*Short task*
Set out each line from the following listing that includes the word "Rada".

Data entries
[start]
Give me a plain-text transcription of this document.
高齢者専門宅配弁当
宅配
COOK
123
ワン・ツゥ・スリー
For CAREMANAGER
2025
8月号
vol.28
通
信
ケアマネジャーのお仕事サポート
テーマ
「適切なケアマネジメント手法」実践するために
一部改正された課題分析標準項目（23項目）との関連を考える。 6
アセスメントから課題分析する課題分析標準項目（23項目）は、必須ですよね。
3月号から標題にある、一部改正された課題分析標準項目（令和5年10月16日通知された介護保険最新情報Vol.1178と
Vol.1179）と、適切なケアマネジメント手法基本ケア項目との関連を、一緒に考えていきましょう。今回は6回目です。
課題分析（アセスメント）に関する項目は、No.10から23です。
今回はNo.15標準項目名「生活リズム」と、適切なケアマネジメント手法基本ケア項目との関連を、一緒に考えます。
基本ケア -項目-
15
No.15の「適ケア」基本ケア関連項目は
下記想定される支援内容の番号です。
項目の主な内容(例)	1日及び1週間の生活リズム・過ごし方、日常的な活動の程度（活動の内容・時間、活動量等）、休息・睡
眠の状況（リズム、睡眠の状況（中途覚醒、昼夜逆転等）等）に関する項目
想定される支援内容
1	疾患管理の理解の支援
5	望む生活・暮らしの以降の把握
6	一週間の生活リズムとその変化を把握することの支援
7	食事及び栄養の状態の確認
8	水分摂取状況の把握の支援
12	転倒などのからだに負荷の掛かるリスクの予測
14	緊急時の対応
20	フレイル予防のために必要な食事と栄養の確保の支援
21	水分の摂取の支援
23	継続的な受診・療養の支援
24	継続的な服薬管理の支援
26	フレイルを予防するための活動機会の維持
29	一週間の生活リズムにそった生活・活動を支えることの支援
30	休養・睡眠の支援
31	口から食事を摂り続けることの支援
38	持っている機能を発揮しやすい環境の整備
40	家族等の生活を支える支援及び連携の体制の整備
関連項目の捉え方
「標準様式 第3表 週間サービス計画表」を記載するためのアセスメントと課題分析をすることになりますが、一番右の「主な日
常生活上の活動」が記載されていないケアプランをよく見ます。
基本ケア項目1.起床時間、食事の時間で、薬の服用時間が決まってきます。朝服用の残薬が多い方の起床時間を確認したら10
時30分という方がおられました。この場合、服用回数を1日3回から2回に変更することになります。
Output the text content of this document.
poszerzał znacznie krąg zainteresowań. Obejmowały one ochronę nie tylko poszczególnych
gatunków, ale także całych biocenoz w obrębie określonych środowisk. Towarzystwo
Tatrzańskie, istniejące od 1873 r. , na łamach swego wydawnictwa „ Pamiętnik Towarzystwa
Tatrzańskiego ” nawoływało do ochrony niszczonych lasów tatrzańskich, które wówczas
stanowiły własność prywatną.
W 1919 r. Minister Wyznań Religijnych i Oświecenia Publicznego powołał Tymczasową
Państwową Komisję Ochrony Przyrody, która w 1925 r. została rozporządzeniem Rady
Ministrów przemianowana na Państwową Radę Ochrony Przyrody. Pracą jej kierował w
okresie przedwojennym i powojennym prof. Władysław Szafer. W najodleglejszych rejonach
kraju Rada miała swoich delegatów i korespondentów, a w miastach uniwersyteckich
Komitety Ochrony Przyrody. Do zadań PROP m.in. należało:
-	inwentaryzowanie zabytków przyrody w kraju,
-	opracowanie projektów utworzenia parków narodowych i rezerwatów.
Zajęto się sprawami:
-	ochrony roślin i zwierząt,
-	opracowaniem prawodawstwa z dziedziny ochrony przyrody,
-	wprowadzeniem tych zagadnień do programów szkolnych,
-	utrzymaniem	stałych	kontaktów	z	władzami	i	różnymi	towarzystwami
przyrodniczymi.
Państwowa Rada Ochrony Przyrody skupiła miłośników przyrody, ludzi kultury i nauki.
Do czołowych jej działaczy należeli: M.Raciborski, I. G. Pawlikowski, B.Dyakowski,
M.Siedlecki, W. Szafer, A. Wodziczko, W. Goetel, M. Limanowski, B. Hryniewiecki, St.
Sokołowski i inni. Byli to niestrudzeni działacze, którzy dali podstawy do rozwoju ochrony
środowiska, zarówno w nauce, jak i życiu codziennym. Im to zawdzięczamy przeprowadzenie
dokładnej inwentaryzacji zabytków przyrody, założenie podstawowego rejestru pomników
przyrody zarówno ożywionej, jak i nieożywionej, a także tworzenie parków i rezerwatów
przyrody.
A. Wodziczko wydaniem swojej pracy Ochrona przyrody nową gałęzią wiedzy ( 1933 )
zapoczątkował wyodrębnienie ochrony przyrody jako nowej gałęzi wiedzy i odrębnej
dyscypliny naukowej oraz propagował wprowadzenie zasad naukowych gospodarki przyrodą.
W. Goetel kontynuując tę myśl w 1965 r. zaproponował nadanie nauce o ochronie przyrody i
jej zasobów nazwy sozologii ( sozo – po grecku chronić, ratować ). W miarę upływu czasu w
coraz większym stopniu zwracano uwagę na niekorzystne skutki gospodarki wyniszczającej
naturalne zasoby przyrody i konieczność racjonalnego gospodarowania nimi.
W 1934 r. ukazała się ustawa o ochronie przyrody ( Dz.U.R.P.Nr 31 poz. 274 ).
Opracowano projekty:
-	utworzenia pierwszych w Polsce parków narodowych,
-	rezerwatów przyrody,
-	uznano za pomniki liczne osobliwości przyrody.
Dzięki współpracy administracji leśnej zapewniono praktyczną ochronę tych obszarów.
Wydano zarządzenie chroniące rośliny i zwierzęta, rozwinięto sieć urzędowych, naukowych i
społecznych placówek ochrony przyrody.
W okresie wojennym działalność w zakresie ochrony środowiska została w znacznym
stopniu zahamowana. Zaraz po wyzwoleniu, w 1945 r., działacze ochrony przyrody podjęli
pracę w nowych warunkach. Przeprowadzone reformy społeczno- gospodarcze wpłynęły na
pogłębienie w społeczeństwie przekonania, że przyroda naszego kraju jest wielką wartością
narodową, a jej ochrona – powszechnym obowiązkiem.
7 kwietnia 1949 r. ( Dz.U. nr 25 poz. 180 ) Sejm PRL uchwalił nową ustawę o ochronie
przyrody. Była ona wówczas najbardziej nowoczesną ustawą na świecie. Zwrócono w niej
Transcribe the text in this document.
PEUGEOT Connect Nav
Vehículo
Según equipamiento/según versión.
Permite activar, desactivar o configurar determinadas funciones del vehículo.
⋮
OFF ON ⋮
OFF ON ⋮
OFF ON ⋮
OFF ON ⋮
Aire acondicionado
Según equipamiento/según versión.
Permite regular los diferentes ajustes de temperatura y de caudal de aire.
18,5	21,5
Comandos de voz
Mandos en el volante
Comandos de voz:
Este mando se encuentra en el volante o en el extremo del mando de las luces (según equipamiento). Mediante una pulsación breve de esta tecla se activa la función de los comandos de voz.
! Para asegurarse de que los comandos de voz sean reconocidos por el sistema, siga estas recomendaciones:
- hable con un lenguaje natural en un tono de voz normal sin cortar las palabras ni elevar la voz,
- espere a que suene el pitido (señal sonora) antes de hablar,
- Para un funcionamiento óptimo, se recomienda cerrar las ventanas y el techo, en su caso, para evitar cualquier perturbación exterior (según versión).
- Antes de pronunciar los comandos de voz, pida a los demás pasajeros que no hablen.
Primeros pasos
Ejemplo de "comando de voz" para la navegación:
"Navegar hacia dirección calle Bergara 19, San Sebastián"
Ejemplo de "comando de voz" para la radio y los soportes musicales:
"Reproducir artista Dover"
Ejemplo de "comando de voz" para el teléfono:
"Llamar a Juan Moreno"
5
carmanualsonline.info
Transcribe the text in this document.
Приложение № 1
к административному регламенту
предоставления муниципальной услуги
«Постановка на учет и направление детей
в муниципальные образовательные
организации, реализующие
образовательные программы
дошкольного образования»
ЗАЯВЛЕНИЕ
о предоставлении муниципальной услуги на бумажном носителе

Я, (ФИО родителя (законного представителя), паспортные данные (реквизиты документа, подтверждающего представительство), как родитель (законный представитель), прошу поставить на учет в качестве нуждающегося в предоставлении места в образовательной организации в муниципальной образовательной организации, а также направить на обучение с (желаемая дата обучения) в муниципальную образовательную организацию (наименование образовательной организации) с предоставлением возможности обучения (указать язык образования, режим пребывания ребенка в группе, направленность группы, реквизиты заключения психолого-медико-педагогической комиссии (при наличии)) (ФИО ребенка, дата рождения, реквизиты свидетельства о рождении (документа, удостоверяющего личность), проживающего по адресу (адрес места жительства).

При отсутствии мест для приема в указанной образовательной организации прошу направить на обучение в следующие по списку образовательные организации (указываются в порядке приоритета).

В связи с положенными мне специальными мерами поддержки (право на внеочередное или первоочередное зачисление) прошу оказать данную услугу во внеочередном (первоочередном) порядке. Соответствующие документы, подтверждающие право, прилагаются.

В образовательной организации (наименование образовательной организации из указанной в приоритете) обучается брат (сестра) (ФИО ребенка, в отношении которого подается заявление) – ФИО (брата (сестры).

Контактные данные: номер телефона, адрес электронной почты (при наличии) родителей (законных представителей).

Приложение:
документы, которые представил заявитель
[end]
*Solved exercise*
kraju Rada miała swoich delegatów i korespondentów, a w miastach uniwersyteckich
Państwowa Rada Ochrony Przyrody skupiła miłośników przyrody, ludzi kultury i nauki.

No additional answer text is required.